> **Instruction**:
Only a number is wanted: the count of lines in this listing that contain "screenshot".

> **Record set**:
%%

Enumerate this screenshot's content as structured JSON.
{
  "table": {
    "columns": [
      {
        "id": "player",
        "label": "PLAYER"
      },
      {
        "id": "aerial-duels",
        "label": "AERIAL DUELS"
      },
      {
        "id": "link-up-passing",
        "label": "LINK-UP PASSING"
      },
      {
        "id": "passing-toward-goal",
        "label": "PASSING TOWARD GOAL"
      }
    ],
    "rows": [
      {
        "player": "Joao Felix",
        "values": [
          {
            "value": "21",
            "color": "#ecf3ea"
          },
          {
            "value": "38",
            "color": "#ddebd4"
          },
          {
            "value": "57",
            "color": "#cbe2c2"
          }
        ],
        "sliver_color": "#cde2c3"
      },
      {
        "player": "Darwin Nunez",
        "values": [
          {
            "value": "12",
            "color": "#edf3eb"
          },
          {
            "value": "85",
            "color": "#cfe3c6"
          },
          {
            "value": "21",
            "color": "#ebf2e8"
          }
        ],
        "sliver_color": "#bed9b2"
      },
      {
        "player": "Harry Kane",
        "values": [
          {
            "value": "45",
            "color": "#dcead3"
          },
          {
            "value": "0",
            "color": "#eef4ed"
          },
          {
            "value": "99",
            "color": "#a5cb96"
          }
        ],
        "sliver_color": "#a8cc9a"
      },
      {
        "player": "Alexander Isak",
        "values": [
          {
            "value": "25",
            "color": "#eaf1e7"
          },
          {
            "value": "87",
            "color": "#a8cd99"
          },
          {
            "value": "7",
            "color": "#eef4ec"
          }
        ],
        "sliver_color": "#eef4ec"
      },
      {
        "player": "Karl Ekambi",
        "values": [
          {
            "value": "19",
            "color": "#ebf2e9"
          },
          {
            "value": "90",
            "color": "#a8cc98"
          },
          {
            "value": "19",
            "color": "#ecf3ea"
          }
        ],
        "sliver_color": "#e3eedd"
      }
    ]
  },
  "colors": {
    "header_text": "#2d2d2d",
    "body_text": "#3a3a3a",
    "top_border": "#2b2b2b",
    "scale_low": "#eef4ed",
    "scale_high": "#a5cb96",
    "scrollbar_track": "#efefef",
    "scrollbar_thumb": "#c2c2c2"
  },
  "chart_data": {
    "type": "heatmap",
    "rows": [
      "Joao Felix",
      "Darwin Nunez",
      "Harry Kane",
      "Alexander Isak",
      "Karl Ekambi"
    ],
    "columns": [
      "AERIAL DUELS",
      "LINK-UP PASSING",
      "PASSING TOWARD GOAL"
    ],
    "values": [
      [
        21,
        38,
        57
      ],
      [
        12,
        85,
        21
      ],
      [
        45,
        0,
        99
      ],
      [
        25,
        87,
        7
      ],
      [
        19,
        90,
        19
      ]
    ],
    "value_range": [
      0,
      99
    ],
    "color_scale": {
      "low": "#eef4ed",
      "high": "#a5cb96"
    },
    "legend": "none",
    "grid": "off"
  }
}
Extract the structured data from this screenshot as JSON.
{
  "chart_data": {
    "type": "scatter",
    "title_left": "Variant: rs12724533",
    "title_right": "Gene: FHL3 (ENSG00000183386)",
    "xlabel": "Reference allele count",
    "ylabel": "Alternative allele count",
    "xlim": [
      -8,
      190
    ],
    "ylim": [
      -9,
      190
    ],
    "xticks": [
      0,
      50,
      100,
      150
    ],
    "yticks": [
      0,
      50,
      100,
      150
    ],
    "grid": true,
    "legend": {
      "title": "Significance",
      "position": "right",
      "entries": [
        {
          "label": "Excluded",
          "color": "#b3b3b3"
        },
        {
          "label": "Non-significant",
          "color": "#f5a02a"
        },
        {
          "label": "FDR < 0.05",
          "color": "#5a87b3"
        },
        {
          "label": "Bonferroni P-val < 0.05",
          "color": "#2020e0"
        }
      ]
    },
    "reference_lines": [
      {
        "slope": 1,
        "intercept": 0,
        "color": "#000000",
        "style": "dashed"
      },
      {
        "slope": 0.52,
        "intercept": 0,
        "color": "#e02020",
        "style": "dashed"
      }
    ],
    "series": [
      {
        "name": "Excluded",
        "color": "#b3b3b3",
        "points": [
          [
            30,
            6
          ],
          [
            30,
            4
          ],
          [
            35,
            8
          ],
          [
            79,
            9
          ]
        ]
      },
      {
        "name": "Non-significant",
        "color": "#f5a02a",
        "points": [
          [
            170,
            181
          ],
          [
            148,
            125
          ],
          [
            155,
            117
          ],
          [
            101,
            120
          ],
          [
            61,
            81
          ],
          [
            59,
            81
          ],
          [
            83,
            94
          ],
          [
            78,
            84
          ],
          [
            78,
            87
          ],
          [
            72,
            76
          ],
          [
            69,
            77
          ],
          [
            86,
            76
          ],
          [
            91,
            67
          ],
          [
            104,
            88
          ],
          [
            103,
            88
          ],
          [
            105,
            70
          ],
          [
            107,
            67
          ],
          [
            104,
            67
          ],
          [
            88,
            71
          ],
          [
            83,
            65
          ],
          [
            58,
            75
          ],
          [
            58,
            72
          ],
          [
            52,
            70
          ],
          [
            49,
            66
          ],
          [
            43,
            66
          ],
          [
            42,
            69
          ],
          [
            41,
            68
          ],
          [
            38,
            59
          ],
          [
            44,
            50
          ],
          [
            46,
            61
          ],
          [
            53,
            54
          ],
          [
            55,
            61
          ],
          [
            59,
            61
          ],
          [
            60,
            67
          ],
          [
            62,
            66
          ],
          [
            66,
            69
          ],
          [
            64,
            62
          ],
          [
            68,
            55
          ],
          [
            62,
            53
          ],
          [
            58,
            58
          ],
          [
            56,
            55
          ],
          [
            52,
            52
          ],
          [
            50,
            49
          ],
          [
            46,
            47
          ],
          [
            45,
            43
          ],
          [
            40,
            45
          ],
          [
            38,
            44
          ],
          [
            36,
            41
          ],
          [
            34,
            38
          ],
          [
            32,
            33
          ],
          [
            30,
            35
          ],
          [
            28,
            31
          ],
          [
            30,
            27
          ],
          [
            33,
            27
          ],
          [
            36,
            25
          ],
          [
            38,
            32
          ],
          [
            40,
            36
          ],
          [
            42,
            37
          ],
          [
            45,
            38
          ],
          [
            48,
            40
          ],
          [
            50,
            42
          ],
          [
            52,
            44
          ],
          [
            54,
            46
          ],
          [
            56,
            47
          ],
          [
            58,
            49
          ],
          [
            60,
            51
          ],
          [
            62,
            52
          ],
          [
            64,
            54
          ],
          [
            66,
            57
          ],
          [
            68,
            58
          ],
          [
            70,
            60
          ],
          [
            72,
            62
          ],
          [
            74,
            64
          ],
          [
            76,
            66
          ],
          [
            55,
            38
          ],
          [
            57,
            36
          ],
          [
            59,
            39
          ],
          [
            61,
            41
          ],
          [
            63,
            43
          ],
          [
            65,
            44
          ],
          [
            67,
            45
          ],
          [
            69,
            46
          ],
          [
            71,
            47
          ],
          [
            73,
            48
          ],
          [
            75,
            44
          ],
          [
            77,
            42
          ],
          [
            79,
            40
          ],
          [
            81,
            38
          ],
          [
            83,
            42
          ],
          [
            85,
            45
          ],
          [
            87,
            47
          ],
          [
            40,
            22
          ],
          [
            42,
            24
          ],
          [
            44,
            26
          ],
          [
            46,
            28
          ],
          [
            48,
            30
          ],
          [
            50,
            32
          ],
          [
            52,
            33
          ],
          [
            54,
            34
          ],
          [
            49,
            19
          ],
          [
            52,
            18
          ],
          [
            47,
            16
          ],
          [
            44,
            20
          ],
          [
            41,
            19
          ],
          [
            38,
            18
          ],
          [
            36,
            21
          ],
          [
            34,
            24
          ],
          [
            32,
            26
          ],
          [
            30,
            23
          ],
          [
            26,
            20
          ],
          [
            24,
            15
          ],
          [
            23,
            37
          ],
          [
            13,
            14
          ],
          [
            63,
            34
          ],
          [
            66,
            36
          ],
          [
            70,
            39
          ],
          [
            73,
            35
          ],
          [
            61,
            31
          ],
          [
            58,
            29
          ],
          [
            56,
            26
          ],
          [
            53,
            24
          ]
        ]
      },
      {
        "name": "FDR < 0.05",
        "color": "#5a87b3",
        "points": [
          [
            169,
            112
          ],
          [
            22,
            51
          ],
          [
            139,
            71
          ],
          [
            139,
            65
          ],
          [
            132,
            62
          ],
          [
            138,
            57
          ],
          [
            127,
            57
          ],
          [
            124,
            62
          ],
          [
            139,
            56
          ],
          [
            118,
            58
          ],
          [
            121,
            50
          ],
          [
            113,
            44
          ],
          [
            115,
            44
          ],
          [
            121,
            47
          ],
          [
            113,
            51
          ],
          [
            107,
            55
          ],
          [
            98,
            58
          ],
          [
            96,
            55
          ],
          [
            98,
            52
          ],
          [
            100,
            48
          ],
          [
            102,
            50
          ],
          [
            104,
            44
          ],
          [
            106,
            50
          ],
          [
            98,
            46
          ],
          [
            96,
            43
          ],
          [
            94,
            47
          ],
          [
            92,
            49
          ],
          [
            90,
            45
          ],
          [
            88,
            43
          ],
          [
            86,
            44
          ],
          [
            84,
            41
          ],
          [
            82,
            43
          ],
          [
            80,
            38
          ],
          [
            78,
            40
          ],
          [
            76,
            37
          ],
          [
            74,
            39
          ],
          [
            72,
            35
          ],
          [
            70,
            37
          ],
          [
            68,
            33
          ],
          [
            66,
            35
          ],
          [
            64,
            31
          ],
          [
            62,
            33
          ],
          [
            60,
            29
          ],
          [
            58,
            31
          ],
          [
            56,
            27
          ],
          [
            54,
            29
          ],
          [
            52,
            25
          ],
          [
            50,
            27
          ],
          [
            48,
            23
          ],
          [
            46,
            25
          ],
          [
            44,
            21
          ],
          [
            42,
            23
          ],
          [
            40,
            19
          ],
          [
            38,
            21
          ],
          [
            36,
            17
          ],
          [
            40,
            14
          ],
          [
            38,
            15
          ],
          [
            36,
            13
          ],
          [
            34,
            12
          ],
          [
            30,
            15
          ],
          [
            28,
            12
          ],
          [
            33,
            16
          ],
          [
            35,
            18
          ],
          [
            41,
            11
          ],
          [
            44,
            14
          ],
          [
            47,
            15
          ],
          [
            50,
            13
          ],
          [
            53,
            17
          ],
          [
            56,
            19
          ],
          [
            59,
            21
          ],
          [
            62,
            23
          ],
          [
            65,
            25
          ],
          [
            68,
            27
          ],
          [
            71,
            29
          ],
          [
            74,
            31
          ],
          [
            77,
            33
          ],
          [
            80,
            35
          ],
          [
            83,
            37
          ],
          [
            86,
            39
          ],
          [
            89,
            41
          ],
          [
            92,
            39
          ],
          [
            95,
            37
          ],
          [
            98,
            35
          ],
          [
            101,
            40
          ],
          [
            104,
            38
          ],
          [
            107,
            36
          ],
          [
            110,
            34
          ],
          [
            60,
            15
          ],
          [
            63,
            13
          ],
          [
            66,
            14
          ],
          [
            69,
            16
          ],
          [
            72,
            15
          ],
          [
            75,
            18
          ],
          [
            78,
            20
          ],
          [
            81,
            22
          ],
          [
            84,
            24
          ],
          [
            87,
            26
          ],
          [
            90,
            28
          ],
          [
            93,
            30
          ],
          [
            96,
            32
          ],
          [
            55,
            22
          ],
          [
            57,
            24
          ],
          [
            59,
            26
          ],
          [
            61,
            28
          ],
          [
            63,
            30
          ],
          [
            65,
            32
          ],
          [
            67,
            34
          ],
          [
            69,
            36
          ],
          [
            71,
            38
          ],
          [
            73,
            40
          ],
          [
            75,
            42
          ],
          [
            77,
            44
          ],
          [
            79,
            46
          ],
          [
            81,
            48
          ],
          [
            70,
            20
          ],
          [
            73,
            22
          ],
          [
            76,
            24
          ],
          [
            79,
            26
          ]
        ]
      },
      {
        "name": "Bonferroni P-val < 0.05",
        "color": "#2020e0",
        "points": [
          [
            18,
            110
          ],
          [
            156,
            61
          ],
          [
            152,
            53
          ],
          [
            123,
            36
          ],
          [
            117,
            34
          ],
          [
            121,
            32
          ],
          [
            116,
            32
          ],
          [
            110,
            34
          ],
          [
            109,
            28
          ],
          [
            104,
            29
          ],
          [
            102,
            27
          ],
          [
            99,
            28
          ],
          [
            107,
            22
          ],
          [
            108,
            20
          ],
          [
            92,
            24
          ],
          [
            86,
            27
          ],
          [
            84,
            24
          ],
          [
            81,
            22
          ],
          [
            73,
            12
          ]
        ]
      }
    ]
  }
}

%%

> **Output for this task**:
2